--- Start of SUPPLIED ENTRIES ---
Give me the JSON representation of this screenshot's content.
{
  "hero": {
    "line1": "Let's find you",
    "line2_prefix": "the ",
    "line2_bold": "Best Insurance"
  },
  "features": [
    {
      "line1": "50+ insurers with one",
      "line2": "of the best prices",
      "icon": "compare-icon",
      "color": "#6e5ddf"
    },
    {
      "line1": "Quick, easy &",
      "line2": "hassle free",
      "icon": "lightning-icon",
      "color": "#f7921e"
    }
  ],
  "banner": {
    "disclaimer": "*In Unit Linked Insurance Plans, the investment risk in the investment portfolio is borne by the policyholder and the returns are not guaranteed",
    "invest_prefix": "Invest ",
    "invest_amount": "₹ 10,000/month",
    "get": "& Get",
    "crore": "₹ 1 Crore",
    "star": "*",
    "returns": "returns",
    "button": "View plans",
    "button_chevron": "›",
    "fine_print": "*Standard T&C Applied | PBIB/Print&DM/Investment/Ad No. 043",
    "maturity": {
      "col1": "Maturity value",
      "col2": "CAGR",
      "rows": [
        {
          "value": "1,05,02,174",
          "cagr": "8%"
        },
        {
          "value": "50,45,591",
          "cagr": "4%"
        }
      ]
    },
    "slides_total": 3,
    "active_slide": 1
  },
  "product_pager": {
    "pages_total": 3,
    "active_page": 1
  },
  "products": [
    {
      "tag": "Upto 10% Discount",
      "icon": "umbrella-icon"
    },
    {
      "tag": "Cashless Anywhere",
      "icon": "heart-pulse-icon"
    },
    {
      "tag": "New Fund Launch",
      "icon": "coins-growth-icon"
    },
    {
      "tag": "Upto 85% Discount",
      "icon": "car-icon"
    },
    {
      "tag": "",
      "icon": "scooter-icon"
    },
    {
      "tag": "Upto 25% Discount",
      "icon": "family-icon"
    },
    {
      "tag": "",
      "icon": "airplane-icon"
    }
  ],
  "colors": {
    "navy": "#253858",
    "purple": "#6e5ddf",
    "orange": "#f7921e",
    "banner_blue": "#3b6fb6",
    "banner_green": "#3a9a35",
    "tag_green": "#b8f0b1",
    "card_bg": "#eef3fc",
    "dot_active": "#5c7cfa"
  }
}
--- End of SUPPLIED ENTRIES ---
AIM OF THE EXERCISE: Write out the whole listing again, exactly as it stands.

RESPONSE:
Give me the JSON representation of this screenshot's content.
{
  "hero": {
    "line1": "Let's find you",
    "line2_prefix": "the ",
    "line2_bold": "Best Insurance"
  },
  "features": [
    {
      "line1": "50+ insurers with one",
      "line2": "of the best prices",
      "icon": "compare-icon",
      "color": "#6e5ddf"
    },
    {
      "line1": "Quick, easy &",
      "line2": "hassle free",
      "icon": "lightning-icon",
      "color": "#f7921e"
    }
  ],
  "banner": {
    "disclaimer": "*In Unit Linked Insurance Plans, the investment risk in the investment portfolio is borne by the policyholder and the returns are not guaranteed",
    "invest_prefix": "Invest ",
    "invest_amount": "₹ 10,000/month",
    "get": "& Get",
    "crore": "₹ 1 Crore",
    "star": "*",
    "returns": "returns",
    "button": "View plans",
    "button_chevron": "›",
    "fine_print": "*Standard T&C Applied | PBIB/Print&DM/Investment/Ad No. 043",
    "maturity": {
      "col1": "Maturity value",
      "col2": "CAGR",
      "rows": [
        {
          "value": "1,05,02,174",
          "cagr": "8%"
        },
        {
          "value": "50,45,591",
          "cagr": "4%"
        }
      ]
    },
    "slides_total": 3,
    "active_slide": 1
  },
  "product_pager": {
    "pages_total": 3,
    "active_page": 1
  },
  "products": [
    {
      "tag": "Upto 10% Discount",
      "icon": "umbrella-icon"
    },
    {
      "tag": "Cashless Anywhere",
      "icon": "heart-pulse-icon"
    },
    {
      "tag": "New Fund Launch",
      "icon": "coins-growth-icon"
    },
    {
      "tag": "Upto 85% Discount",
      "icon": "car-icon"
    },
    {
      "tag": "",
      "icon": "scooter-icon"
    },
    {
      "tag": "Upto 25% Discount",
      "icon": "family-icon"
    },
    {
      "tag": "",
      "icon": "airplane-icon"
    }
  ],
  "colors": {
    "navy": "#253858",
    "purple": "#6e5ddf",
    "orange": "#f7921e",
    "banner_blue": "#3b6fb6",
    "banner_green": "#3a9a35",
    "tag_green": "#b8f0b1",
    "card_bg": "#eef3fc",
    "dot_active": "#5c7cfa"
  }
}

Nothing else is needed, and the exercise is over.